___ Material for the task ___

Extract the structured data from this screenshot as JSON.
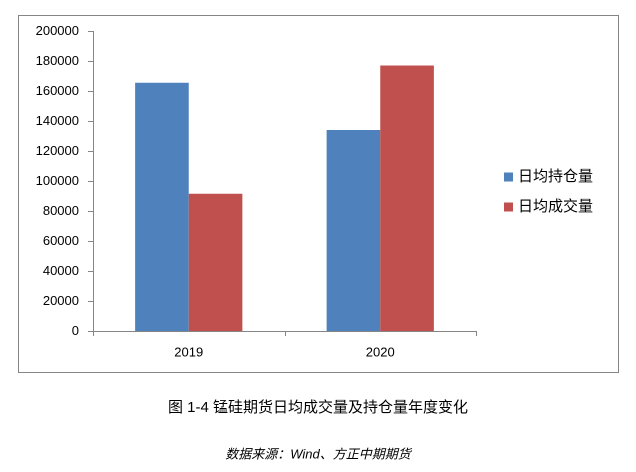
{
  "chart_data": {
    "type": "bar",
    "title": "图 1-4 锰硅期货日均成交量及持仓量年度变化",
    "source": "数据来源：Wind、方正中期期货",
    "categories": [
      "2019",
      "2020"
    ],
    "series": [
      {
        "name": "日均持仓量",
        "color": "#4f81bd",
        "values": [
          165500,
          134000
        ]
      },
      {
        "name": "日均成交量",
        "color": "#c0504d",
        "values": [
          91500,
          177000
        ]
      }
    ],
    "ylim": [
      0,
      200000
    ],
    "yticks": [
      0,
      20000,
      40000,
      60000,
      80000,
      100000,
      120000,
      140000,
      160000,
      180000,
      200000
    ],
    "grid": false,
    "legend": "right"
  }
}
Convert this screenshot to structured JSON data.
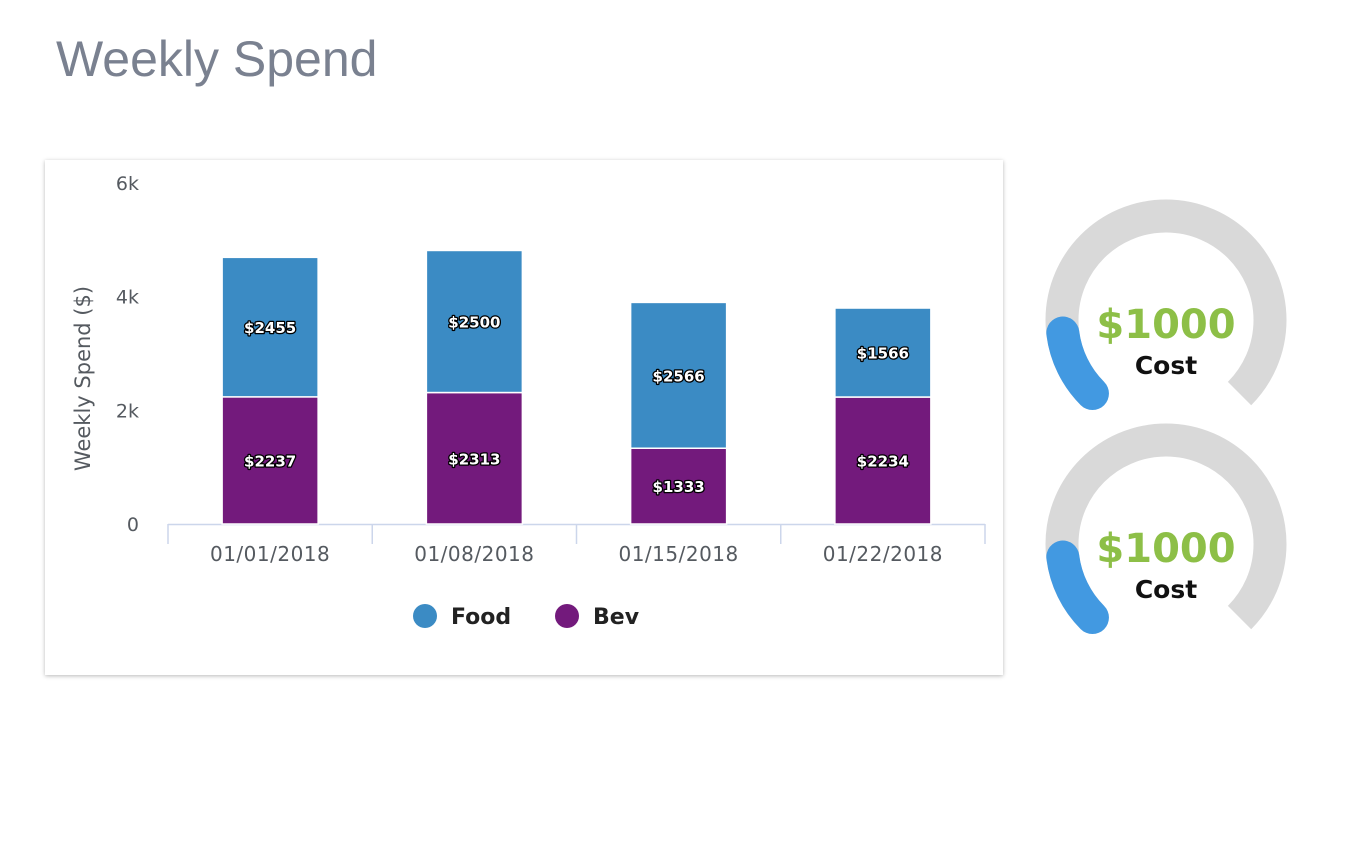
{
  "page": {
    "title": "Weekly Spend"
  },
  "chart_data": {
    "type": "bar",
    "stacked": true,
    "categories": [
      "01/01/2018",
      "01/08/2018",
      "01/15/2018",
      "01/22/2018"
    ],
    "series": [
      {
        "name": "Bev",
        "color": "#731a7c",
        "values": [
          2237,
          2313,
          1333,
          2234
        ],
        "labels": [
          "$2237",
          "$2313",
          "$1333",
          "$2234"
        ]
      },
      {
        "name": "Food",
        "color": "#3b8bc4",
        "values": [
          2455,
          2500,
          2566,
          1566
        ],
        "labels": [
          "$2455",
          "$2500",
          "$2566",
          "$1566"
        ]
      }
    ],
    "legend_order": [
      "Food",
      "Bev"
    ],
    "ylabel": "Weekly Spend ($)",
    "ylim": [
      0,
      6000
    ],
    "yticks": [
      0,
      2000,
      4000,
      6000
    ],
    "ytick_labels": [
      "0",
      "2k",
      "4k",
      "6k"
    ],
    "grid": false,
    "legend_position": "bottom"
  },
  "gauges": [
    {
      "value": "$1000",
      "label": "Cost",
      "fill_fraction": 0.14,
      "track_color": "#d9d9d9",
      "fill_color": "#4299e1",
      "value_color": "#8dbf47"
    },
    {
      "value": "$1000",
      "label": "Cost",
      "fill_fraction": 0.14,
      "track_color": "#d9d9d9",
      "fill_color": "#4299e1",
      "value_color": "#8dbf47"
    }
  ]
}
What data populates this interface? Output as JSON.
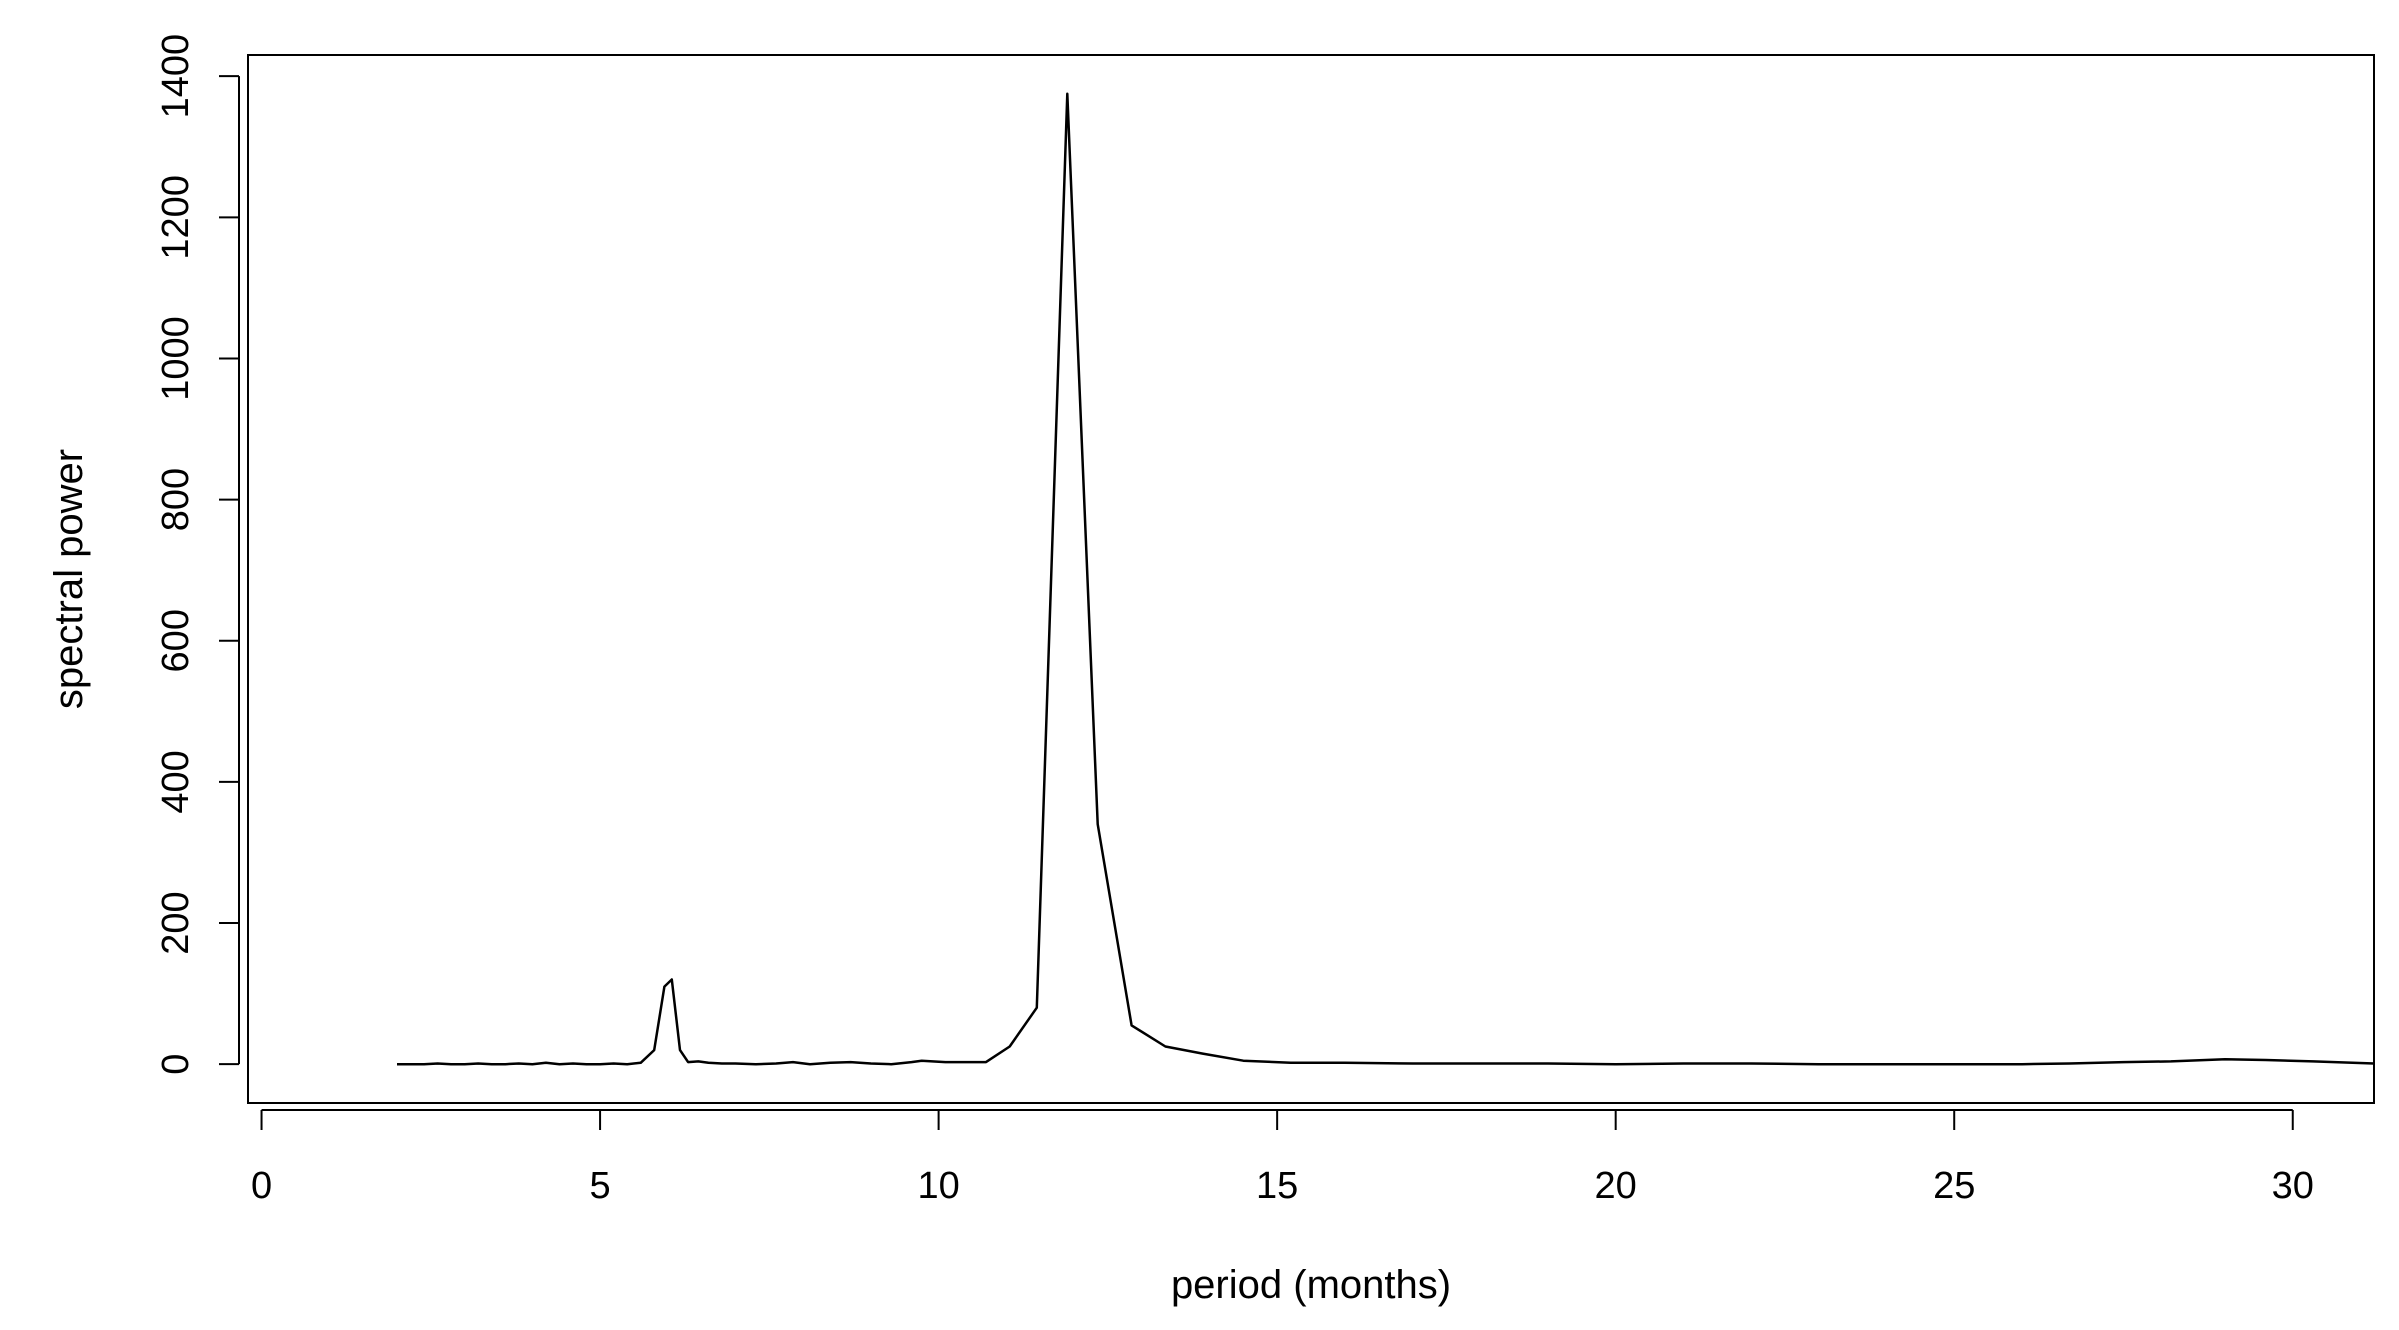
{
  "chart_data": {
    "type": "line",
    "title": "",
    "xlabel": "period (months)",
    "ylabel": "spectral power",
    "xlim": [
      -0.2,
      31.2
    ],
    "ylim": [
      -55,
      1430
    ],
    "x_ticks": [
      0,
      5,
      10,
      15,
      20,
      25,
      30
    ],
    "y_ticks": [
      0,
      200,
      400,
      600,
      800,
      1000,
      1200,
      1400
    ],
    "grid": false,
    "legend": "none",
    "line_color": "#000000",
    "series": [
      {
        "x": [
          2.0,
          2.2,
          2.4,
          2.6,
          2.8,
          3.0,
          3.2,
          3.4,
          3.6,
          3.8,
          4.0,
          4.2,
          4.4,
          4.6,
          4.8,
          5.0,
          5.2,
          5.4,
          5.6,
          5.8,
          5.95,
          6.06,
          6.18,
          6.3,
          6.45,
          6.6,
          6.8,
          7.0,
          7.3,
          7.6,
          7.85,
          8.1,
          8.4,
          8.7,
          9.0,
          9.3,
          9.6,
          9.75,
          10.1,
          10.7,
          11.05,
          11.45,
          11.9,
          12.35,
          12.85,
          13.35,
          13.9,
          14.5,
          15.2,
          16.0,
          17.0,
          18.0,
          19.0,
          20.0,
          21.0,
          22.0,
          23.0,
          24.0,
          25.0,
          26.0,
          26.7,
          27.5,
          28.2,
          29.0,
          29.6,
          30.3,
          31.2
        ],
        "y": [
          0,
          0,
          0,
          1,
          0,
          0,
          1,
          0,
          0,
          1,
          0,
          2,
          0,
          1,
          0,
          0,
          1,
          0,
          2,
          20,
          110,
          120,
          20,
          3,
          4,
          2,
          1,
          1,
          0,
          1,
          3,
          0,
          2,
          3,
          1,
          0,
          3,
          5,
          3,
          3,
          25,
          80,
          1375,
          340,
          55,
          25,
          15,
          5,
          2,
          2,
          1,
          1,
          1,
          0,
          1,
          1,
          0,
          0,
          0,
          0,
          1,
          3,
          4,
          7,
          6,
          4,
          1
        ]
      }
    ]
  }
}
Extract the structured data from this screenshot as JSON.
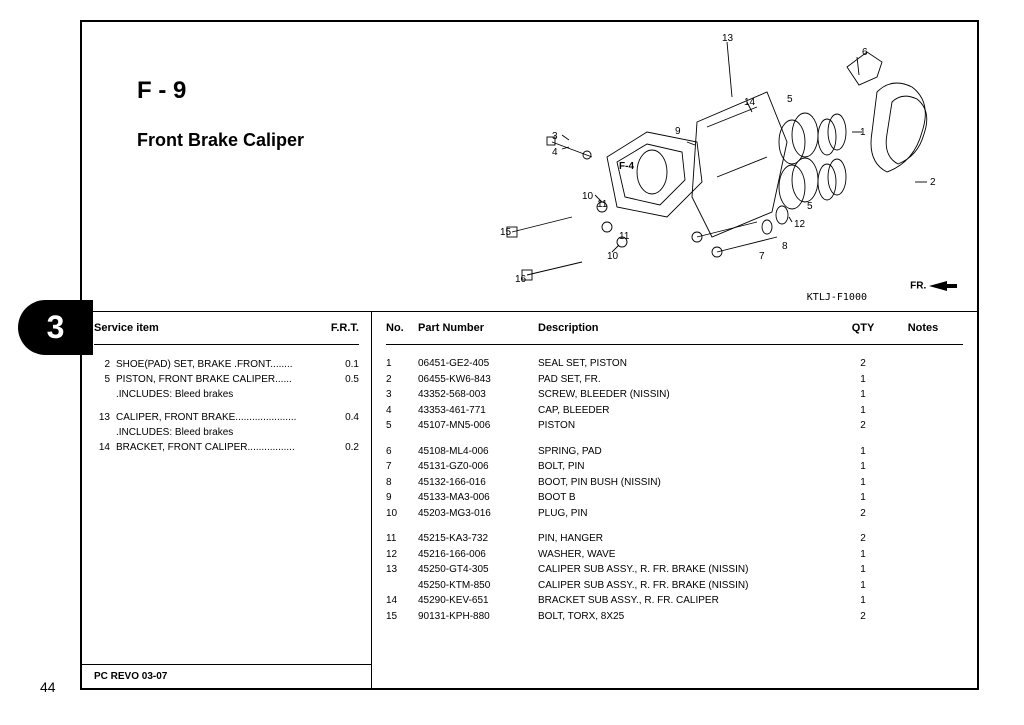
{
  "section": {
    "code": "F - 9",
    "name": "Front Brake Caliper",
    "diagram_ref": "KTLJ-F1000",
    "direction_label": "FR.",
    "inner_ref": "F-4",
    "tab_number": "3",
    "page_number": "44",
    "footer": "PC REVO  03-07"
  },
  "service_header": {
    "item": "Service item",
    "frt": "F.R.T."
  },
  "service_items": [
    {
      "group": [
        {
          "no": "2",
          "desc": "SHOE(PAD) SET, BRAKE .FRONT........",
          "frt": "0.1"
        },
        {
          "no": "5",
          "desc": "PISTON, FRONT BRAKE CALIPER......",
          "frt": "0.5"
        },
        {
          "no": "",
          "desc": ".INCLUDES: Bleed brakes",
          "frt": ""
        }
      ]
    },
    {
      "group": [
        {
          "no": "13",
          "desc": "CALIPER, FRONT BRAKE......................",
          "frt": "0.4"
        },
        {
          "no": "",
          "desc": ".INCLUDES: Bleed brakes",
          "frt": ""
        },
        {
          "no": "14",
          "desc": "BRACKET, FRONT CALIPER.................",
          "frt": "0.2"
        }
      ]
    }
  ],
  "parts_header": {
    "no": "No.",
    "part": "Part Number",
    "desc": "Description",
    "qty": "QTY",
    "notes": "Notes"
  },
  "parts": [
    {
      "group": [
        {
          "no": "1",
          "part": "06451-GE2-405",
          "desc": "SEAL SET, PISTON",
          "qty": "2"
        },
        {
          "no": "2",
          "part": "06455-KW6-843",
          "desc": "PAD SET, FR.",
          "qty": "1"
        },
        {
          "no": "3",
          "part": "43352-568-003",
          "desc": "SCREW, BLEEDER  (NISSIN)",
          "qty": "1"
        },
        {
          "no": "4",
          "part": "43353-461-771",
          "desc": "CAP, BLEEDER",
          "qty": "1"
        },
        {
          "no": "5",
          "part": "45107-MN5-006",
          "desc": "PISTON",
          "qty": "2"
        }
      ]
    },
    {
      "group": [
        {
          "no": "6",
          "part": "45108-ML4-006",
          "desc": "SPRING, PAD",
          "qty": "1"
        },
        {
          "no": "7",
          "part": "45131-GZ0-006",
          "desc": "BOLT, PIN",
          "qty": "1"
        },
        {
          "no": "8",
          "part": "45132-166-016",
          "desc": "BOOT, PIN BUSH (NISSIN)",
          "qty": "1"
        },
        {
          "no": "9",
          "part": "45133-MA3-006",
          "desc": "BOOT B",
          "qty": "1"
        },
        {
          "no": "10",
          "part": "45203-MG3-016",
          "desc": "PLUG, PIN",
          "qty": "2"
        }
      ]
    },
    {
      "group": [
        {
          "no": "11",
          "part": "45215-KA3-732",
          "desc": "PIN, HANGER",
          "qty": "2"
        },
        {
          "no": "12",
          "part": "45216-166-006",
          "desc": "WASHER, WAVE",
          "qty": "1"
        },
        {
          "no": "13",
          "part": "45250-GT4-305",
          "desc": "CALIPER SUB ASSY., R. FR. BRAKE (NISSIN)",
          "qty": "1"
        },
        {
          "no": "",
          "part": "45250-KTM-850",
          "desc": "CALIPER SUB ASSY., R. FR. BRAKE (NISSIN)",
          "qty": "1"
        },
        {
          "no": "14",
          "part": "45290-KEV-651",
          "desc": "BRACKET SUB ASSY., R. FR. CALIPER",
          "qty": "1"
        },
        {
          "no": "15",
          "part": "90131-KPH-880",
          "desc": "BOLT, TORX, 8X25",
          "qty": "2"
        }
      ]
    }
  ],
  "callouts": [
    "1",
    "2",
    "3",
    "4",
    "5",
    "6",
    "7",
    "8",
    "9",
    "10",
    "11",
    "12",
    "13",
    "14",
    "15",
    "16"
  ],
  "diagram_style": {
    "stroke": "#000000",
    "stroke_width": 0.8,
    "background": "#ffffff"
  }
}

___

Of the lines in the material, how many hold the word "name"? Reply with the number only.

> **Full response**: 5